— Begin Provided material —

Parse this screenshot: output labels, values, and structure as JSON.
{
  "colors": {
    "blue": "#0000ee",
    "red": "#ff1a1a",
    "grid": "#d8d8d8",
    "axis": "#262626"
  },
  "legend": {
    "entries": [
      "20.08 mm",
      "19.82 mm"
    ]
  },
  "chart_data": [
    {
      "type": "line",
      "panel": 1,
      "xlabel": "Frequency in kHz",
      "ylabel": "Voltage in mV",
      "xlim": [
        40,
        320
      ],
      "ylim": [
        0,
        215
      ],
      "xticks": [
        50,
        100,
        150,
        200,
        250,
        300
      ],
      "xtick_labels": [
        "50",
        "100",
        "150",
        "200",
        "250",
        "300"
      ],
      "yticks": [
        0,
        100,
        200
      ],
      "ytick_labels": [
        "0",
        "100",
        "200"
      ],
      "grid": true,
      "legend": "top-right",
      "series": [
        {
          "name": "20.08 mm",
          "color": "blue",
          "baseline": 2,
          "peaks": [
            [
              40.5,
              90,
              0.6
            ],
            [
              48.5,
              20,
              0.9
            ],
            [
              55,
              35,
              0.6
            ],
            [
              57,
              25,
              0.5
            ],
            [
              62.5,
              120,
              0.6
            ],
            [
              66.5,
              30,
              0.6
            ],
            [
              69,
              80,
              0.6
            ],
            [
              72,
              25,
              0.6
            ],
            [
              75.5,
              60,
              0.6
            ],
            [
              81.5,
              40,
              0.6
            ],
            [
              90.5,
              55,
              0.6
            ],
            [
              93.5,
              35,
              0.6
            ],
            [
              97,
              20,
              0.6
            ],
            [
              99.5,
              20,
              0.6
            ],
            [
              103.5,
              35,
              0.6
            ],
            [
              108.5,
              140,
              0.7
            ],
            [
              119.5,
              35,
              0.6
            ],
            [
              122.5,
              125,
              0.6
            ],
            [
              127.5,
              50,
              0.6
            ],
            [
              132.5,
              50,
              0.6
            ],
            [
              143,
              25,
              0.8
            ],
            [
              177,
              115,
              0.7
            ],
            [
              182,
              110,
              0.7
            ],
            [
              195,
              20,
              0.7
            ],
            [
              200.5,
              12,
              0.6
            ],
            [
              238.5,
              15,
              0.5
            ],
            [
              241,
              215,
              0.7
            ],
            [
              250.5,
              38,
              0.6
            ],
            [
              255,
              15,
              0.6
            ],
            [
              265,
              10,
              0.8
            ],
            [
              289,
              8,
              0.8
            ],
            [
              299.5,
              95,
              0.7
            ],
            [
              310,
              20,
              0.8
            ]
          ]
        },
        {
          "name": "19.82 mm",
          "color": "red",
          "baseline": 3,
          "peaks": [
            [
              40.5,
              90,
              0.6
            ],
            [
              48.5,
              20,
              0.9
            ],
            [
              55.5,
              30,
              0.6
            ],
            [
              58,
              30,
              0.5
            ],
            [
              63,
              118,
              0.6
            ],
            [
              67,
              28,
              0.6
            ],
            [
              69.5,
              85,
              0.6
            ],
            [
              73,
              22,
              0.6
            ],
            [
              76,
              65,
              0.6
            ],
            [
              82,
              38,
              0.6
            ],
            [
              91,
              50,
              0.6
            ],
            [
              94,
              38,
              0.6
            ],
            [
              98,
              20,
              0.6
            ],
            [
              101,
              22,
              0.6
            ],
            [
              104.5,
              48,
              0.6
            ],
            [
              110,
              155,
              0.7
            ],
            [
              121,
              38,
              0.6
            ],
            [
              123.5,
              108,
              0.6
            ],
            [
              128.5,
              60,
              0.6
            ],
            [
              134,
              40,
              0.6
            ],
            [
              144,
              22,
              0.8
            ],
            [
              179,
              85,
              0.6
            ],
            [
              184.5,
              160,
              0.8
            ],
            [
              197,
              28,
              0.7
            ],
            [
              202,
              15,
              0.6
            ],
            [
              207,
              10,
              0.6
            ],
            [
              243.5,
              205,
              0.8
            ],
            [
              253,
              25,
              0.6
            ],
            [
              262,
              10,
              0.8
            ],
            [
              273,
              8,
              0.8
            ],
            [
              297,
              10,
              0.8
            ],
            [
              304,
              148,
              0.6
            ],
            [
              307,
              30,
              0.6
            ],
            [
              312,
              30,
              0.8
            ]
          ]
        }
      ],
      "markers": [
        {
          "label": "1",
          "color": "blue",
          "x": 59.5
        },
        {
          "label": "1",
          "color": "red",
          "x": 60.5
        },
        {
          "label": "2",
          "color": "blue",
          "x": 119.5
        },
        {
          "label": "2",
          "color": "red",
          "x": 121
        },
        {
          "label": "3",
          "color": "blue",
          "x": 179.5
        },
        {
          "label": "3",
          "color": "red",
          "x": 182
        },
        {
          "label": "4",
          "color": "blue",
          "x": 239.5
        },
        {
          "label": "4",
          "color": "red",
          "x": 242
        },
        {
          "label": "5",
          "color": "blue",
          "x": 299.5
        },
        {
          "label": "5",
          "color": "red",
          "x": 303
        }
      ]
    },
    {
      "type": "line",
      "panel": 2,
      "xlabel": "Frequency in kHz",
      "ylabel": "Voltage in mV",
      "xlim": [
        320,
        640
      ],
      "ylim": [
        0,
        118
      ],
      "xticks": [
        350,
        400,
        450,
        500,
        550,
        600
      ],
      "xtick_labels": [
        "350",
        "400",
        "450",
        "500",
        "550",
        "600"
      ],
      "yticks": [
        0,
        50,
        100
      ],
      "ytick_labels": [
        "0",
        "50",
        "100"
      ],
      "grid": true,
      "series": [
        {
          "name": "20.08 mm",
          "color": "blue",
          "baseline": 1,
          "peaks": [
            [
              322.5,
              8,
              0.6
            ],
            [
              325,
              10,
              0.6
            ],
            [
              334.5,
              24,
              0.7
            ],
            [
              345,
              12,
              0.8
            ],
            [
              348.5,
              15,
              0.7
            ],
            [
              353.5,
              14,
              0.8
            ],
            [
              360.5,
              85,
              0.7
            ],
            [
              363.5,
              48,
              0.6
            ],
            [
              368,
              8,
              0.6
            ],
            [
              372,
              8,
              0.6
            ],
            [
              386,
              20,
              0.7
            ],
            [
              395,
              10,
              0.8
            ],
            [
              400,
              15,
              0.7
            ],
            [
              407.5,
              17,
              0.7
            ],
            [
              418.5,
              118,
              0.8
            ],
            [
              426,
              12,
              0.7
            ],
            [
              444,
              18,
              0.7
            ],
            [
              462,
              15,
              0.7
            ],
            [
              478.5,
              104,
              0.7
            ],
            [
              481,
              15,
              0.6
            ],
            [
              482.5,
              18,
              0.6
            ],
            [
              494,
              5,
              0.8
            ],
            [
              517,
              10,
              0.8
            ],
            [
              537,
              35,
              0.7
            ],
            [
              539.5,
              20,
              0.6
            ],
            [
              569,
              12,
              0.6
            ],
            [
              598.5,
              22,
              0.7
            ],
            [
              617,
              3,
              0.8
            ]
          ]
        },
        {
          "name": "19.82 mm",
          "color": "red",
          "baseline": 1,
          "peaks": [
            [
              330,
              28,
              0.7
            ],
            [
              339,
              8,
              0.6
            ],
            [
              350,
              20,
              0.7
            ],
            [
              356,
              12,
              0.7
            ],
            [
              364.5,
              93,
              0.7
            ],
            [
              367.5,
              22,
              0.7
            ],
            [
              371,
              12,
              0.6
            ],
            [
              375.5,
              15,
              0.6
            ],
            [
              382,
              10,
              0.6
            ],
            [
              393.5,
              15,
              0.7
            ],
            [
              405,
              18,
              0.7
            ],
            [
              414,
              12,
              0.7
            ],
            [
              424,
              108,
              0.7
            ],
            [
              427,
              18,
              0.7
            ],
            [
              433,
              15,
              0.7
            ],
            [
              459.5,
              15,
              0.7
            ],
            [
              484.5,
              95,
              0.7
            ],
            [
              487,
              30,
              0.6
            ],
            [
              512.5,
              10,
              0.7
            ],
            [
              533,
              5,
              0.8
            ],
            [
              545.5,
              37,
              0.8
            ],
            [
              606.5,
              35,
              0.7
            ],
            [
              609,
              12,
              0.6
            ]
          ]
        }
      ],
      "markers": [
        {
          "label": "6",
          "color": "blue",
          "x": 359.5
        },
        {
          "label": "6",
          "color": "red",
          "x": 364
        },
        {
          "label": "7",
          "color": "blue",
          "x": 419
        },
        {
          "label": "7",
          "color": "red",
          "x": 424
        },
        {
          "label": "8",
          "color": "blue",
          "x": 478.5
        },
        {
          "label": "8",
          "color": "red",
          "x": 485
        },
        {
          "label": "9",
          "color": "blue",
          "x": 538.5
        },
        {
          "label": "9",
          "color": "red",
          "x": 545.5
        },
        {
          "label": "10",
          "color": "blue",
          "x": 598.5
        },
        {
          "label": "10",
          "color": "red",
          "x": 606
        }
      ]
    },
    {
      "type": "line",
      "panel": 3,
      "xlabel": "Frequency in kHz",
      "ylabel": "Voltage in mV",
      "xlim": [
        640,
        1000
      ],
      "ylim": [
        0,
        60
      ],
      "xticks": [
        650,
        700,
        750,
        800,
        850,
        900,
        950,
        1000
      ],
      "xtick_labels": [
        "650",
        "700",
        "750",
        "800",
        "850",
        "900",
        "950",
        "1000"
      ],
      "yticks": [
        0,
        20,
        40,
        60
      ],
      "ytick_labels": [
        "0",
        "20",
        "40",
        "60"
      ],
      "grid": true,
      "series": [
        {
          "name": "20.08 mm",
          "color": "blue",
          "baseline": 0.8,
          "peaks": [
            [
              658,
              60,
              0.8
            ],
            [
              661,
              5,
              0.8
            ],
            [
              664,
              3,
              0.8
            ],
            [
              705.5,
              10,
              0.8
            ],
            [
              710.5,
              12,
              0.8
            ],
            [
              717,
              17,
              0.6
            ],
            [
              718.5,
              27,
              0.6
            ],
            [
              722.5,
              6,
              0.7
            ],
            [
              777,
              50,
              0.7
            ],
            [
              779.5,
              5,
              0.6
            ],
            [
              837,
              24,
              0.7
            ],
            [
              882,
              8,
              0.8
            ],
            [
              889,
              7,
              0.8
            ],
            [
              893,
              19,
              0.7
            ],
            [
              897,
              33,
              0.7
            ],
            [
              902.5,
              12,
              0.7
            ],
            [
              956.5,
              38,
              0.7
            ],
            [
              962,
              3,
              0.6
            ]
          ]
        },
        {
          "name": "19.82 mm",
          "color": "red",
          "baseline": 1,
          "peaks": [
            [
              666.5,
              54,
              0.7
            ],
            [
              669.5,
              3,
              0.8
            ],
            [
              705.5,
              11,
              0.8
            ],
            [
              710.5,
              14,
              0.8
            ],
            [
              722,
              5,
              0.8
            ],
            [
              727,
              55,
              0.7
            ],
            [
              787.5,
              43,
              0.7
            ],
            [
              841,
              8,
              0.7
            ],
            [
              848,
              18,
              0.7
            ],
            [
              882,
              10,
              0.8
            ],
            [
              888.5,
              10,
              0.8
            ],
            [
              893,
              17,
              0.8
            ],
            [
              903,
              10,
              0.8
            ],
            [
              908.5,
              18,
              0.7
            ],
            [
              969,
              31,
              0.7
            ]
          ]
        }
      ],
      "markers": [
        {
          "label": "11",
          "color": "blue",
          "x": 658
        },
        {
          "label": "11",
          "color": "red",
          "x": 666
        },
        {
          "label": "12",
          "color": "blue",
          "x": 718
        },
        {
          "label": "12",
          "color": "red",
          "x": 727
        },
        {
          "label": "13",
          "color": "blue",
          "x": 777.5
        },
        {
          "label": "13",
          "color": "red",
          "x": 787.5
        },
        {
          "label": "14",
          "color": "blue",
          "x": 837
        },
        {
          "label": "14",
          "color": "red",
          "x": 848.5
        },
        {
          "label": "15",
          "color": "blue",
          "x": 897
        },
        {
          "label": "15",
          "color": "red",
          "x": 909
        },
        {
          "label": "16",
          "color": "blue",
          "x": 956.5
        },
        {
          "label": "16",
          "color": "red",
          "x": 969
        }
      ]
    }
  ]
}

— End Provided material —
— Begin Provided material —

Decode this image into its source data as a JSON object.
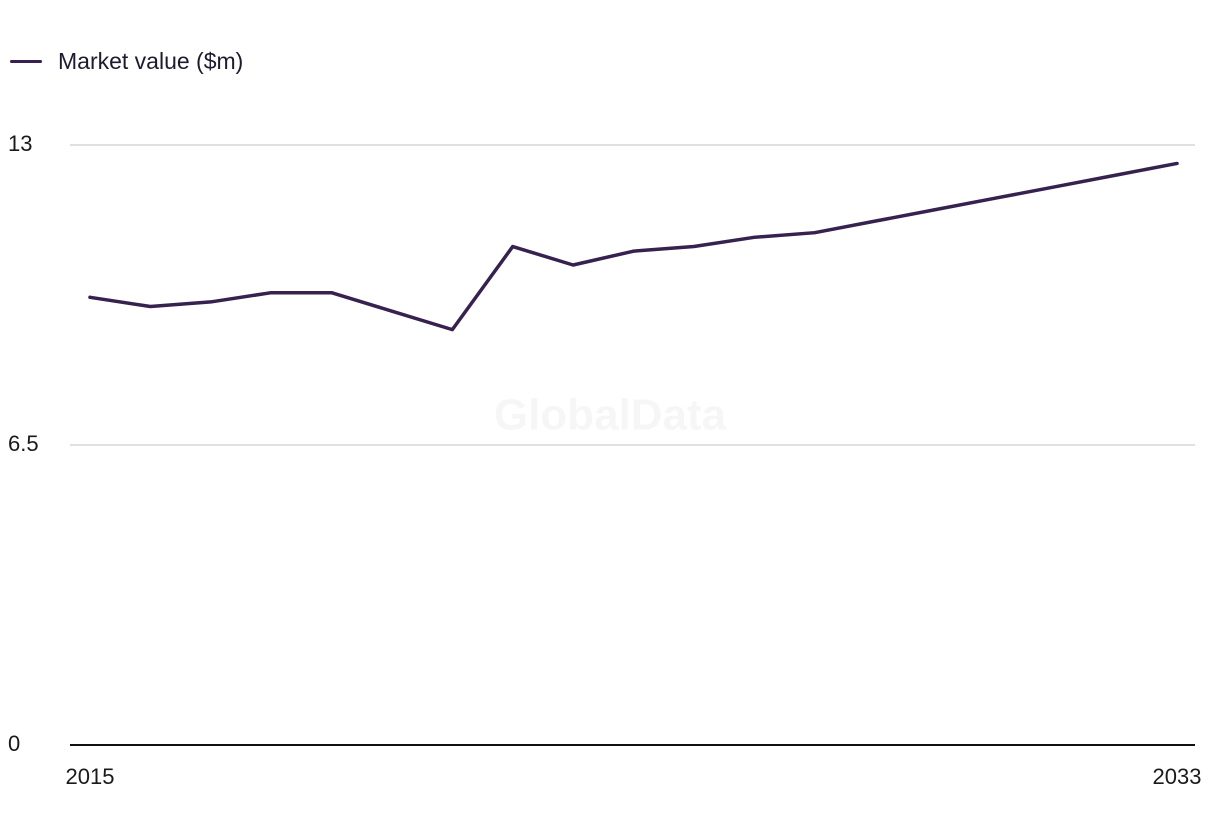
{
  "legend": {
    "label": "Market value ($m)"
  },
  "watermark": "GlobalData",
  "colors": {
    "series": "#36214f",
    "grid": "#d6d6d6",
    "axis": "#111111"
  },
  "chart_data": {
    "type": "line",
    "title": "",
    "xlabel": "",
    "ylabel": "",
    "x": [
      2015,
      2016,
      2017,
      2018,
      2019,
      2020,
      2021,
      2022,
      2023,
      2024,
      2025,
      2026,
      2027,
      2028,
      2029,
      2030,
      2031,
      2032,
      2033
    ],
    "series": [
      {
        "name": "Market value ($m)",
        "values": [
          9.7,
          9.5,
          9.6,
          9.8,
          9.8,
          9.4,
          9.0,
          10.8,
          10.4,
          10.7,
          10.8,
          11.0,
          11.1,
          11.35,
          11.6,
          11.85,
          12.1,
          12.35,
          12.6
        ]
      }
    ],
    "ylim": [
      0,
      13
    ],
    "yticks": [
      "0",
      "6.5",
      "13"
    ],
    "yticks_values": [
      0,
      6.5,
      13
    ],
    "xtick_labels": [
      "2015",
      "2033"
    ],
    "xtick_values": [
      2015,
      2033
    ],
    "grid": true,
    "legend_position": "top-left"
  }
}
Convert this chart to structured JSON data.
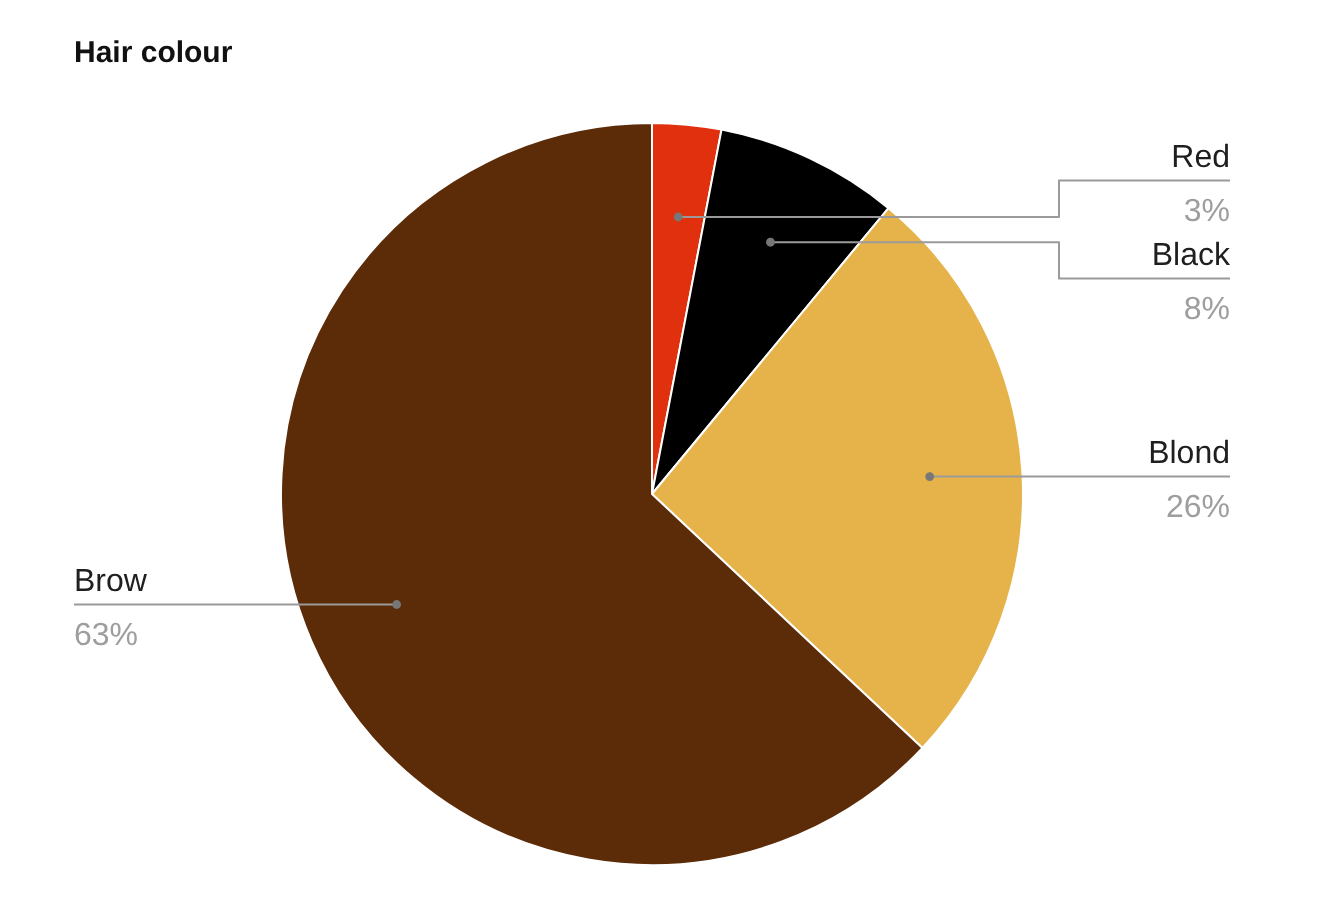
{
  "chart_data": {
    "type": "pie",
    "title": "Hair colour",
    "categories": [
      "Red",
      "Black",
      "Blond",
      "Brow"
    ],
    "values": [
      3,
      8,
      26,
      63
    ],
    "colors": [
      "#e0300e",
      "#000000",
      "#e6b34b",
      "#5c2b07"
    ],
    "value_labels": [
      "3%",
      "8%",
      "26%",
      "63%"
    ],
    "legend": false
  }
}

— End Provided material —

● Exercise goal:
Pull every line containing the word "JSON" out of the material.

● Answer:
Parse this screenshot: output labels, values, and structure as JSON.
Decode this image into its source data as a JSON object.
Convert this chart to structured JSON data.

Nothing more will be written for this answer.